(begin)
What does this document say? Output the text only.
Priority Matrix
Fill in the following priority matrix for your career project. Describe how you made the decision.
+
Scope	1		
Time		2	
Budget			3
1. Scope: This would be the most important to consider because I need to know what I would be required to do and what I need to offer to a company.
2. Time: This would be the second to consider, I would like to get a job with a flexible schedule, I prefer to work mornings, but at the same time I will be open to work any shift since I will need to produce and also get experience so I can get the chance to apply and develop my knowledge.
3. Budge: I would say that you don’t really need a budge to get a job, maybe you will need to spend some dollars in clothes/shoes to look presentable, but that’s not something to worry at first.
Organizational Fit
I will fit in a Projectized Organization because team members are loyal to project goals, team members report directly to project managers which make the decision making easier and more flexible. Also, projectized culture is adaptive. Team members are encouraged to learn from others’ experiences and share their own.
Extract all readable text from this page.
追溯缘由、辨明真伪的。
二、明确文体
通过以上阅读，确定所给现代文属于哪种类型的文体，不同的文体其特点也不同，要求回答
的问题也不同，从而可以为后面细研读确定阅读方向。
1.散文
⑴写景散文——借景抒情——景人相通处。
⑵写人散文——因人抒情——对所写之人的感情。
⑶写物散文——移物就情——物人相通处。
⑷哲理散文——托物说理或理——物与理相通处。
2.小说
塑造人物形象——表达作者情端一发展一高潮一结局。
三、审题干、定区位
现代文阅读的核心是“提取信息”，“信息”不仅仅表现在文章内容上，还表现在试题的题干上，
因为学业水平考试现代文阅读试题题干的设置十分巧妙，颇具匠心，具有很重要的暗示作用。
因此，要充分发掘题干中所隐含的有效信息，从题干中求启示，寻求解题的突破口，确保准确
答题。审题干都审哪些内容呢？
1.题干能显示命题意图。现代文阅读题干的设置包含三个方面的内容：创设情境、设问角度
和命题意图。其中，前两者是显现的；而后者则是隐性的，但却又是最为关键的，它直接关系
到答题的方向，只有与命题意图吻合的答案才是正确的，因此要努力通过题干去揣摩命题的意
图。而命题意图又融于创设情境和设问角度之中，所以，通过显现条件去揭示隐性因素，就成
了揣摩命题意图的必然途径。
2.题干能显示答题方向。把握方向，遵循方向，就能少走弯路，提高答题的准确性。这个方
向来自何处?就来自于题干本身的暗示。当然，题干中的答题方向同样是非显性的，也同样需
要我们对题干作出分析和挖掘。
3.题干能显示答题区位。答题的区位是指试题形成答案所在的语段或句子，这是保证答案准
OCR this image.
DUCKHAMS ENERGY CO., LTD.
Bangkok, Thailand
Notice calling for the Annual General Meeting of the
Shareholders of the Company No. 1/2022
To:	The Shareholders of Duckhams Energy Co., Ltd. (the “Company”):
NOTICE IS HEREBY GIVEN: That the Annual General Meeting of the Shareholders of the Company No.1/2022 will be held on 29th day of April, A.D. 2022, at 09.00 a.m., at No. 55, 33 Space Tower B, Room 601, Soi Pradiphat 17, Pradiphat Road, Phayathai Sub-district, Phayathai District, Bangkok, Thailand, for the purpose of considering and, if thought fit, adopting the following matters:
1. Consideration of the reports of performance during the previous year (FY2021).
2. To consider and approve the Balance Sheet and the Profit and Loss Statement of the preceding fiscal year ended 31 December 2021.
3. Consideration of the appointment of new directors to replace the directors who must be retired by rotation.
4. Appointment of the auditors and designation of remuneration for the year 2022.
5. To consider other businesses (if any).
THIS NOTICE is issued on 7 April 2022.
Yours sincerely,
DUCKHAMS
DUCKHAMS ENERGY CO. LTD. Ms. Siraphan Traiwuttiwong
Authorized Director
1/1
(end)
● Exercise brief: Reproduce the full listing exactly.

● Response to this task:
What does this document say? Output the text only.
Priority Matrix
Fill in the following priority matrix for your career project. Describe how you made the decision.
+
Scope	1		
Time		2	
Budget			3
1. Scope: This would be the most important to consider because I need to know what I would be required to do and what I need to offer to a company.
2. Time: This would be the second to consider, I would like to get a job with a flexible schedule, I prefer to work mornings, but at the same time I will be open to work any shift since I will need to produce and also get experience so I can get the chance to apply and develop my knowledge.
3. Budge: I would say that you don’t really need a budge to get a job, maybe you will need to spend some dollars in clothes/shoes to look presentable, but that’s not something to worry at first.
Organizational Fit
I will fit in a Projectized Organization because team members are loyal to project goals, team members report directly to project managers which make the decision making easier and more flexible. Also, projectized culture is adaptive. Team members are encouraged to learn from others’ experiences and share their own.
Extract all readable text from this page.
追溯缘由、辨明真伪的。
二、明确文体
通过以上阅读，确定所给现代文属于哪种类型的文体，不同的文体其特点也不同，要求回答
的问题也不同，从而可以为后面细研读确定阅读方向。
1.散文
⑴写景散文——借景抒情——景人相通处。
⑵写人散文——因人抒情——对所写之人的感情。
⑶写物散文——移物就情——物人相通处。
⑷哲理散文——托物说理或理——物与理相通处。
2.小说
塑造人物形象——表达作者情端一发展一高潮一结局。
三、审题干、定区位
现代文阅读的核心是“提取信息”，“信息”不仅仅表现在文章内容上，还表现在试题的题干上，
因为学业水平考试现代文阅读试题题干的设置十分巧妙，颇具匠心，具有很重要的暗示作用。
因此，要充分发掘题干中所隐含的有效信息，从题干中求启示，寻求解题的突破口，确保准确
答题。审题干都审哪些内容呢？
1.题干能显示命题意图。现代文阅读题干的设置包含三个方面的内容：创设情境、设问角度
和命题意图。其中，前两者是显现的；而后者则是隐性的，但却又是最为关键的，它直接关系
到答题的方向，只有与命题意图吻合的答案才是正确的，因此要努力通过题干去揣摩命题的意
图。而命题意图又融于创设情境和设问角度之中，所以，通过显现条件去揭示隐性因素，就成
了揣摩命题意图的必然途径。
2.题干能显示答题方向。把握方向，遵循方向，就能少走弯路，提高答题的准确性。这个方
向来自何处?就来自于题干本身的暗示。当然，题干中的答题方向同样是非显性的，也同样需
要我们对题干作出分析和挖掘。
3.题干能显示答题区位。答题的区位是指试题形成答案所在的语段或句子，这是保证答案准
OCR this image.
DUCKHAMS ENERGY CO., LTD.
Bangkok, Thailand
Notice calling for the Annual General Meeting of the
Shareholders of the Company No. 1/2022
To:	The Shareholders of Duckhams Energy Co., Ltd. (the “Company”):
NOTICE IS HEREBY GIVEN: That the Annual General Meeting of the Shareholders of the Company No.1/2022 will be held on 29th day of April, A.D. 2022, at 09.00 a.m., at No. 55, 33 Space Tower B, Room 601, Soi Pradiphat 17, Pradiphat Road, Phayathai Sub-district, Phayathai District, Bangkok, Thailand, for the purpose of considering and, if thought fit, adopting the following matters:
1. Consideration of the reports of performance during the previous year (FY2021).
2. To consider and approve the Balance Sheet and the Profit and Loss Statement of the preceding fiscal year ended 31 December 2021.
3. Consideration of the appointment of new directors to replace the directors who must be retired by rotation.
4. Appointment of the auditors and designation of remuneration for the year 2022.
5. To consider other businesses (if any).
THIS NOTICE is issued on 7 April 2022.
Yours sincerely,
DUCKHAMS
DUCKHAMS ENERGY CO. LTD. Ms. Siraphan Traiwuttiwong
Authorized Director
1/1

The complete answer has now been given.